### Brief
Reproduce the records below exactly as they appear.

### Recorded information
+===+
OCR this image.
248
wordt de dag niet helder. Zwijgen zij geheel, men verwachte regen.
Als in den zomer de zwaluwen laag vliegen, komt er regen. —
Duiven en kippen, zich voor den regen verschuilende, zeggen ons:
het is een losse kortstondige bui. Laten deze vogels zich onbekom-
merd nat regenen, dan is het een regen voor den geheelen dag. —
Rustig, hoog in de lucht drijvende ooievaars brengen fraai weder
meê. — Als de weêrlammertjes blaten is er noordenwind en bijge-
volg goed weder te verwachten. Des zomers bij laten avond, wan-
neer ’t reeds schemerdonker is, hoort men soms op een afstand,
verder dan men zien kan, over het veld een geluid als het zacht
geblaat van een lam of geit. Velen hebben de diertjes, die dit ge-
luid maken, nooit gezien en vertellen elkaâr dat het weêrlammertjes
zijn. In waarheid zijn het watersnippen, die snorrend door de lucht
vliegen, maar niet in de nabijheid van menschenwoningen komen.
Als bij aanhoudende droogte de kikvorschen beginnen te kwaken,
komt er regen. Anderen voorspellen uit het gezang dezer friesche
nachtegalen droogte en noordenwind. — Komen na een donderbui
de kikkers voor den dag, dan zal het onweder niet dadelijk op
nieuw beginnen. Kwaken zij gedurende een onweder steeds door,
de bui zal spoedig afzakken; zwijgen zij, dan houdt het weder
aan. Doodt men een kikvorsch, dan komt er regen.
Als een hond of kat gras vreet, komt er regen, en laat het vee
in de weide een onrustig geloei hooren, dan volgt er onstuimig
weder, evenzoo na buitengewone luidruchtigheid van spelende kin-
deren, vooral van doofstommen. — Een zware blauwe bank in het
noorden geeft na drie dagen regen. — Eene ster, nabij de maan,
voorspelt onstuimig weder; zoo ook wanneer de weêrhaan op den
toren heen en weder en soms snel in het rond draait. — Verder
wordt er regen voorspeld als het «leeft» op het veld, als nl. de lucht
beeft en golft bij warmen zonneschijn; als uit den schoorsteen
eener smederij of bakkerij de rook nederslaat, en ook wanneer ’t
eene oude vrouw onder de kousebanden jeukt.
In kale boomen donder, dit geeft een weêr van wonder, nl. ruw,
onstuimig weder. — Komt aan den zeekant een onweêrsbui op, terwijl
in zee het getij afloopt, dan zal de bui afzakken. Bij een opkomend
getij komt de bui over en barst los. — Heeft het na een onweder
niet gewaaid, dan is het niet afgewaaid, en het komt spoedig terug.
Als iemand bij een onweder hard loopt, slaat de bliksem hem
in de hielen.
+===+
### Response to this task
OCR this image.
248
wordt de dag niet helder. Zwijgen zij geheel, men verwachte regen.
Als in den zomer de zwaluwen laag vliegen, komt er regen. —
Duiven en kippen, zich voor den regen verschuilende, zeggen ons:
het is een losse kortstondige bui. Laten deze vogels zich onbekom-
merd nat regenen, dan is het een regen voor den geheelen dag. —
Rustig, hoog in de lucht drijvende ooievaars brengen fraai weder
meê. — Als de weêrlammertjes blaten is er noordenwind en bijge-
volg goed weder te verwachten. Des zomers bij laten avond, wan-
neer ’t reeds schemerdonker is, hoort men soms op een afstand,
verder dan men zien kan, over het veld een geluid als het zacht
geblaat van een lam of geit. Velen hebben de diertjes, die dit ge-
luid maken, nooit gezien en vertellen elkaâr dat het weêrlammertjes
zijn. In waarheid zijn het watersnippen, die snorrend door de lucht
vliegen, maar niet in de nabijheid van menschenwoningen komen.
Als bij aanhoudende droogte de kikvorschen beginnen te kwaken,
komt er regen. Anderen voorspellen uit het gezang dezer friesche
nachtegalen droogte en noordenwind. — Komen na een donderbui
de kikkers voor den dag, dan zal het onweder niet dadelijk op
nieuw beginnen. Kwaken zij gedurende een onweder steeds door,
de bui zal spoedig afzakken; zwijgen zij, dan houdt het weder
aan. Doodt men een kikvorsch, dan komt er regen.
Als een hond of kat gras vreet, komt er regen, en laat het vee
in de weide een onrustig geloei hooren, dan volgt er onstuimig
weder, evenzoo na buitengewone luidruchtigheid van spelende kin-
deren, vooral van doofstommen. — Een zware blauwe bank in het
noorden geeft na drie dagen regen. — Eene ster, nabij de maan,
voorspelt onstuimig weder; zoo ook wanneer de weêrhaan op den
toren heen en weder en soms snel in het rond draait. — Verder
wordt er regen voorspeld als het «leeft» op het veld, als nl. de lucht
beeft en golft bij warmen zonneschijn; als uit den schoorsteen
eener smederij of bakkerij de rook nederslaat, en ook wanneer ’t
eene oude vrouw onder de kousebanden jeukt.
In kale boomen donder, dit geeft een weêr van wonder, nl. ruw,
onstuimig weder. — Komt aan den zeekant een onweêrsbui op, terwijl
in zee het getij afloopt, dan zal de bui afzakken. Bij een opkomend
getij komt de bui over en barst los. — Heeft het na een onweder
niet gewaaid, dan is het niet afgewaaid, en het komt spoedig terug.
Als iemand bij een onweder hard loopt, slaat de bliksem hem
in de hielen.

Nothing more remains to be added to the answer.